# PROBLEM
Leave out the pictures and copy everything else below exactly.

— START OF DATA LINES —

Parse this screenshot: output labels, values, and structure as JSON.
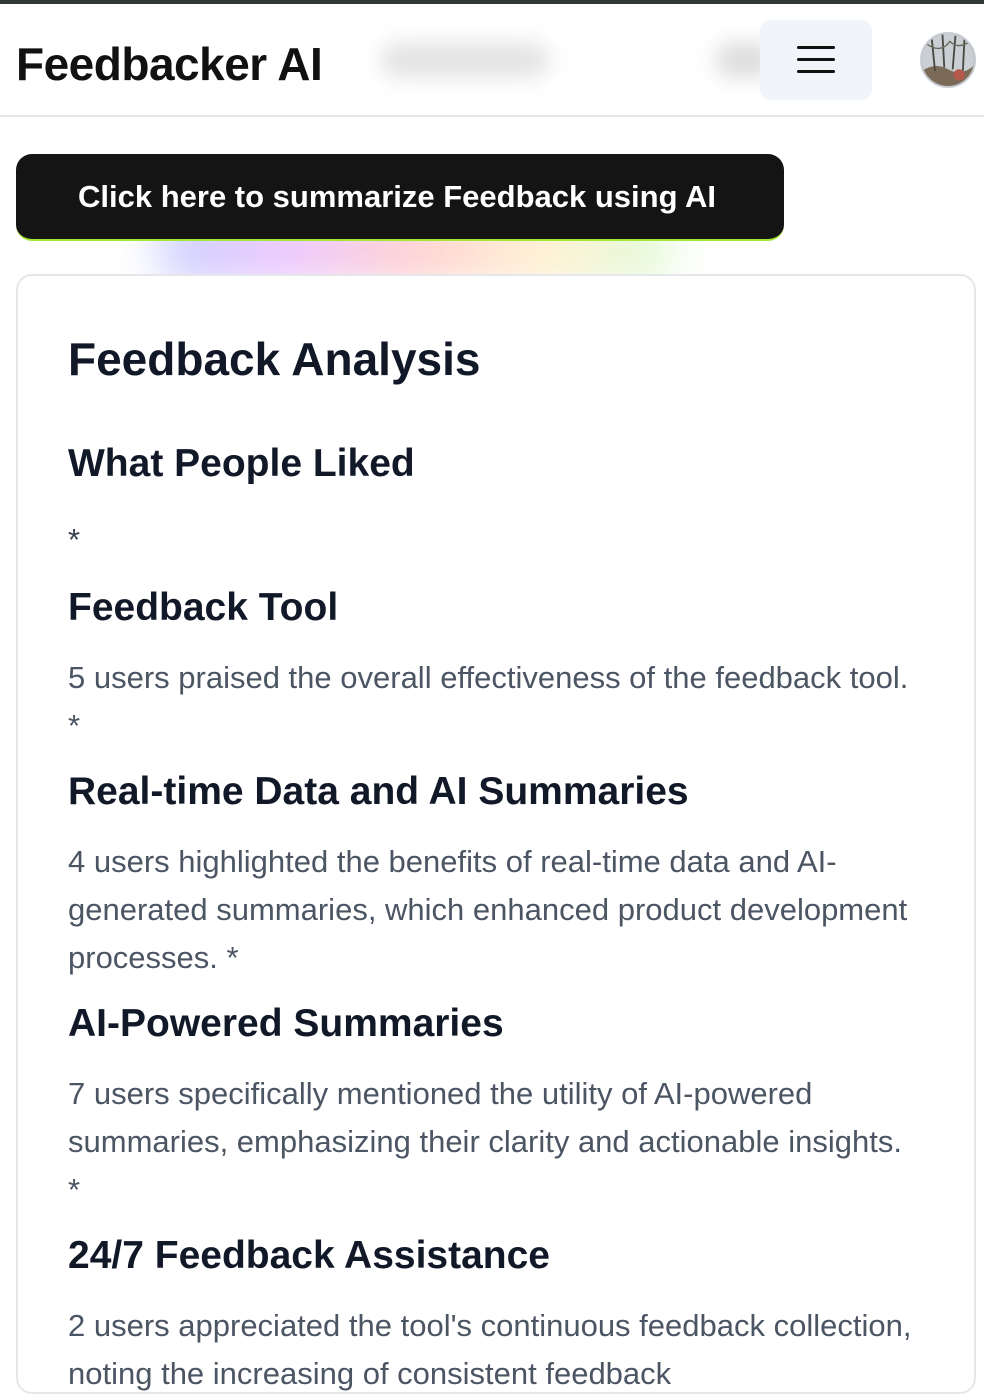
{
  "header": {
    "brand": "Feedbacker AI",
    "menu_icon": "hamburger-menu-icon",
    "avatar_icon": "user-avatar"
  },
  "cta": {
    "label": "Click here to summarize Feedback using AI"
  },
  "analysis": {
    "title": "Feedback Analysis",
    "section_title": "What People Liked",
    "bullet": "*",
    "items": [
      {
        "heading": "Feedback Tool",
        "text": "5 users praised the overall effectiveness of the feedback tool. *"
      },
      {
        "heading": "Real-time Data and AI Summaries",
        "text": "4 users highlighted the benefits of real-time data and AI-generated summaries, which enhanced product development processes. *"
      },
      {
        "heading": "AI-Powered Summaries",
        "text": "7 users specifically mentioned the utility of AI-powered summaries, emphasizing their clarity and actionable insights. *"
      },
      {
        "heading": "24/7 Feedback Assistance",
        "text": "2 users appreciated the tool's continuous feedback collection, noting the increasing of consistent feedback"
      }
    ]
  }
}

— END OF DATA LINES —

# EXERCISE OUTPUT
Parse this screenshot: output labels, values, and structure as JSON.
{
  "header": {
    "brand": "Feedbacker AI",
    "menu_icon": "hamburger-menu-icon",
    "avatar_icon": "user-avatar"
  },
  "cta": {
    "label": "Click here to summarize Feedback using AI"
  },
  "analysis": {
    "title": "Feedback Analysis",
    "section_title": "What People Liked",
    "bullet": "*",
    "items": [
      {
        "heading": "Feedback Tool",
        "text": "5 users praised the overall effectiveness of the feedback tool. *"
      },
      {
        "heading": "Real-time Data and AI Summaries",
        "text": "4 users highlighted the benefits of real-time data and AI-generated summaries, which enhanced product development processes. *"
      },
      {
        "heading": "AI-Powered Summaries",
        "text": "7 users specifically mentioned the utility of AI-powered summaries, emphasizing their clarity and actionable insights. *"
      },
      {
        "heading": "24/7 Feedback Assistance",
        "text": "2 users appreciated the tool's continuous feedback collection, noting the increasing of consistent feedback"
      }
    ]
  }
}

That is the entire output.